→ **Input records**

━━━━━━━━━━

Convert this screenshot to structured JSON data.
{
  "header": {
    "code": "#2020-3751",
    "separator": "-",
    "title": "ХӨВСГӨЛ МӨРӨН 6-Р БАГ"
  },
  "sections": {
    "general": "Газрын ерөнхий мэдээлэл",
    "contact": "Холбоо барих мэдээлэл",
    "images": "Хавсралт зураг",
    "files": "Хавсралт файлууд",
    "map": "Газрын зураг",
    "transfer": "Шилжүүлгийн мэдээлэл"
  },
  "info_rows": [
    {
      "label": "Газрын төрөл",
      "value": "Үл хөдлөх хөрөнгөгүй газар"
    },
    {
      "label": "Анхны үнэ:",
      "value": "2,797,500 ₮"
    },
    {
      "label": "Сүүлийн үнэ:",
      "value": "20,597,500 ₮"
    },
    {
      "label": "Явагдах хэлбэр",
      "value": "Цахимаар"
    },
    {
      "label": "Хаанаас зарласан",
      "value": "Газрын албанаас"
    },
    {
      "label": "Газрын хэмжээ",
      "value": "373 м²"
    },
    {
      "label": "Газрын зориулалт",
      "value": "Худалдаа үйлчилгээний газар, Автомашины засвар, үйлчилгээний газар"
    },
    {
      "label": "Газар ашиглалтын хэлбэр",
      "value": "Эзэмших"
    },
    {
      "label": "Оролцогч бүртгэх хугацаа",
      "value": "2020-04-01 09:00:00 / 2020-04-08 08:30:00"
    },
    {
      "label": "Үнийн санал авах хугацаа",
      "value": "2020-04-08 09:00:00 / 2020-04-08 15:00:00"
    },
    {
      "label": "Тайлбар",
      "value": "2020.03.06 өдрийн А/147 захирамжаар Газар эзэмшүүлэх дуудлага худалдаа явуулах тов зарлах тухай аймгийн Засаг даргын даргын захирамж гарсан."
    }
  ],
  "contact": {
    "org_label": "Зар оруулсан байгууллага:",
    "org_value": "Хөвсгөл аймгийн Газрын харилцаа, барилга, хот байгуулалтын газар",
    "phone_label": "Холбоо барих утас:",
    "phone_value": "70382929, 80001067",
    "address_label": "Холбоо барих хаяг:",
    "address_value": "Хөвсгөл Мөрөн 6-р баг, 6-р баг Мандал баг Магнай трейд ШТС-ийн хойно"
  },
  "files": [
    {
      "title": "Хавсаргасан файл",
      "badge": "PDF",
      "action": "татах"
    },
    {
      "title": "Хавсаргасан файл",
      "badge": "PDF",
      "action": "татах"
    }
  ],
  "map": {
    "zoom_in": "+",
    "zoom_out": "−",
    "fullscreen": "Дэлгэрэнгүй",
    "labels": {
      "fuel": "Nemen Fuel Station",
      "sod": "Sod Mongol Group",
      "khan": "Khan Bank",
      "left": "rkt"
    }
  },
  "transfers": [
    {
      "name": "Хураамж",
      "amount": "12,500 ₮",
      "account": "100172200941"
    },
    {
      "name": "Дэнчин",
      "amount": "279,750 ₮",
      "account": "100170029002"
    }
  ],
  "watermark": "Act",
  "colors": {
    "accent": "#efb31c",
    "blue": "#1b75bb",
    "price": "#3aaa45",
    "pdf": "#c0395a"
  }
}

━━━━━━━━━━

→ **Task directions**
Restate each record word for word.

→ **Reply to the task**
Convert this screenshot to structured JSON data.
{
  "header": {
    "code": "#2020-3751",
    "separator": "-",
    "title": "ХӨВСГӨЛ МӨРӨН 6-Р БАГ"
  },
  "sections": {
    "general": "Газрын ерөнхий мэдээлэл",
    "contact": "Холбоо барих мэдээлэл",
    "images": "Хавсралт зураг",
    "files": "Хавсралт файлууд",
    "map": "Газрын зураг",
    "transfer": "Шилжүүлгийн мэдээлэл"
  },
  "info_rows": [
    {
      "label": "Газрын төрөл",
      "value": "Үл хөдлөх хөрөнгөгүй газар"
    },
    {
      "label": "Анхны үнэ:",
      "value": "2,797,500 ₮"
    },
    {
      "label": "Сүүлийн үнэ:",
      "value": "20,597,500 ₮"
    },
    {
      "label": "Явагдах хэлбэр",
      "value": "Цахимаар"
    },
    {
      "label": "Хаанаас зарласан",
      "value": "Газрын албанаас"
    },
    {
      "label": "Газрын хэмжээ",
      "value": "373 м²"
    },
    {
      "label": "Газрын зориулалт",
      "value": "Худалдаа үйлчилгээний газар, Автомашины засвар, үйлчилгээний газар"
    },
    {
      "label": "Газар ашиглалтын хэлбэр",
      "value": "Эзэмших"
    },
    {
      "label": "Оролцогч бүртгэх хугацаа",
      "value": "2020-04-01 09:00:00 / 2020-04-08 08:30:00"
    },
    {
      "label": "Үнийн санал авах хугацаа",
      "value": "2020-04-08 09:00:00 / 2020-04-08 15:00:00"
    },
    {
      "label": "Тайлбар",
      "value": "2020.03.06 өдрийн А/147 захирамжаар Газар эзэмшүүлэх дуудлага худалдаа явуулах тов зарлах тухай аймгийн Засаг даргын даргын захирамж гарсан."
    }
  ],
  "contact": {
    "org_label": "Зар оруулсан байгууллага:",
    "org_value": "Хөвсгөл аймгийн Газрын харилцаа, барилга, хот байгуулалтын газар",
    "phone_label": "Холбоо барих утас:",
    "phone_value": "70382929, 80001067",
    "address_label": "Холбоо барих хаяг:",
    "address_value": "Хөвсгөл Мөрөн 6-р баг, 6-р баг Мандал баг Магнай трейд ШТС-ийн хойно"
  },
  "files": [
    {
      "title": "Хавсаргасан файл",
      "badge": "PDF",
      "action": "татах"
    },
    {
      "title": "Хавсаргасан файл",
      "badge": "PDF",
      "action": "татах"
    }
  ],
  "map": {
    "zoom_in": "+",
    "zoom_out": "−",
    "fullscreen": "Дэлгэрэнгүй",
    "labels": {
      "fuel": "Nemen Fuel Station",
      "sod": "Sod Mongol Group",
      "khan": "Khan Bank",
      "left": "rkt"
    }
  },
  "transfers": [
    {
      "name": "Хураамж",
      "amount": "12,500 ₮",
      "account": "100172200941"
    },
    {
      "name": "Дэнчин",
      "amount": "279,750 ₮",
      "account": "100170029002"
    }
  ],
  "watermark": "Act",
  "colors": {
    "accent": "#efb31c",
    "blue": "#1b75bb",
    "price": "#3aaa45",
    "pdf": "#c0395a"
  }
}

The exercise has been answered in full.